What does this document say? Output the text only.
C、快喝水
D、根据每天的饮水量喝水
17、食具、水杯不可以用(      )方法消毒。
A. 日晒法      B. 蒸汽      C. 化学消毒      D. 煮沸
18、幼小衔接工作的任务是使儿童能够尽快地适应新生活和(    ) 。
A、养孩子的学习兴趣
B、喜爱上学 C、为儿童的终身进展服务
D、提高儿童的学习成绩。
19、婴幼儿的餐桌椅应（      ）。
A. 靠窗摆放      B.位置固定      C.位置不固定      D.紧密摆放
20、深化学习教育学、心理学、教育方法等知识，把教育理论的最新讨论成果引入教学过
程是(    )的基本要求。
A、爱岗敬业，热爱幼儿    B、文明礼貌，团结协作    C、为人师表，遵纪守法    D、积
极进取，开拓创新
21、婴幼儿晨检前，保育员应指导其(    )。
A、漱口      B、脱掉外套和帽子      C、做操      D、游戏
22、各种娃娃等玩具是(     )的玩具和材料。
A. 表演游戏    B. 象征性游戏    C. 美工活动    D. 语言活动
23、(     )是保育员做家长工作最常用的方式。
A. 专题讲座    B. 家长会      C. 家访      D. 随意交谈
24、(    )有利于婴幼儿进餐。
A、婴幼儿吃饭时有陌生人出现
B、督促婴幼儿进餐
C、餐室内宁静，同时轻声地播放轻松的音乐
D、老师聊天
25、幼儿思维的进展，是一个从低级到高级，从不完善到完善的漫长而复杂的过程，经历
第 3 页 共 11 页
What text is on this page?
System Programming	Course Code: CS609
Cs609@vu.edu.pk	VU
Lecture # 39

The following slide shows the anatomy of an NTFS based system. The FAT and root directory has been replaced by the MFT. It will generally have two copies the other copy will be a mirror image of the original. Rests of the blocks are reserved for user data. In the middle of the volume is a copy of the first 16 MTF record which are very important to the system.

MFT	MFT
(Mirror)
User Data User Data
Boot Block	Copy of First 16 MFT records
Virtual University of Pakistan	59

TASK BRIEF: Nothing should be left out: return all of the records exactly.

ANSWER TO THIS TASK:
What does this document say? Output the text only.
C、快喝水
D、根据每天的饮水量喝水
17、食具、水杯不可以用(      )方法消毒。
A. 日晒法      B. 蒸汽      C. 化学消毒      D. 煮沸
18、幼小衔接工作的任务是使儿童能够尽快地适应新生活和(    ) 。
A、养孩子的学习兴趣
B、喜爱上学 C、为儿童的终身进展服务
D、提高儿童的学习成绩。
19、婴幼儿的餐桌椅应（      ）。
A. 靠窗摆放      B.位置固定      C.位置不固定      D.紧密摆放
20、深化学习教育学、心理学、教育方法等知识，把教育理论的最新讨论成果引入教学过
程是(    )的基本要求。
A、爱岗敬业，热爱幼儿    B、文明礼貌，团结协作    C、为人师表，遵纪守法    D、积
极进取，开拓创新
21、婴幼儿晨检前，保育员应指导其(    )。
A、漱口      B、脱掉外套和帽子      C、做操      D、游戏
22、各种娃娃等玩具是(     )的玩具和材料。
A. 表演游戏    B. 象征性游戏    C. 美工活动    D. 语言活动
23、(     )是保育员做家长工作最常用的方式。
A. 专题讲座    B. 家长会      C. 家访      D. 随意交谈
24、(    )有利于婴幼儿进餐。
A、婴幼儿吃饭时有陌生人出现
B、督促婴幼儿进餐
C、餐室内宁静，同时轻声地播放轻松的音乐
D、老师聊天
25、幼儿思维的进展，是一个从低级到高级，从不完善到完善的漫长而复杂的过程，经历
第 3 页 共 11 页
What text is on this page?
System Programming	Course Code: CS609
Cs609@vu.edu.pk	VU
Lecture # 39

The following slide shows the anatomy of an NTFS based system. The FAT and root directory has been replaced by the MFT. It will generally have two copies the other copy will be a mirror image of the original. Rests of the blocks are reserved for user data. In the middle of the volume is a copy of the first 16 MTF record which are very important to the system.

MFT	MFT
(Mirror)
User Data User Data
Boot Block	Copy of First 16 MFT records
Virtual University of Pakistan	59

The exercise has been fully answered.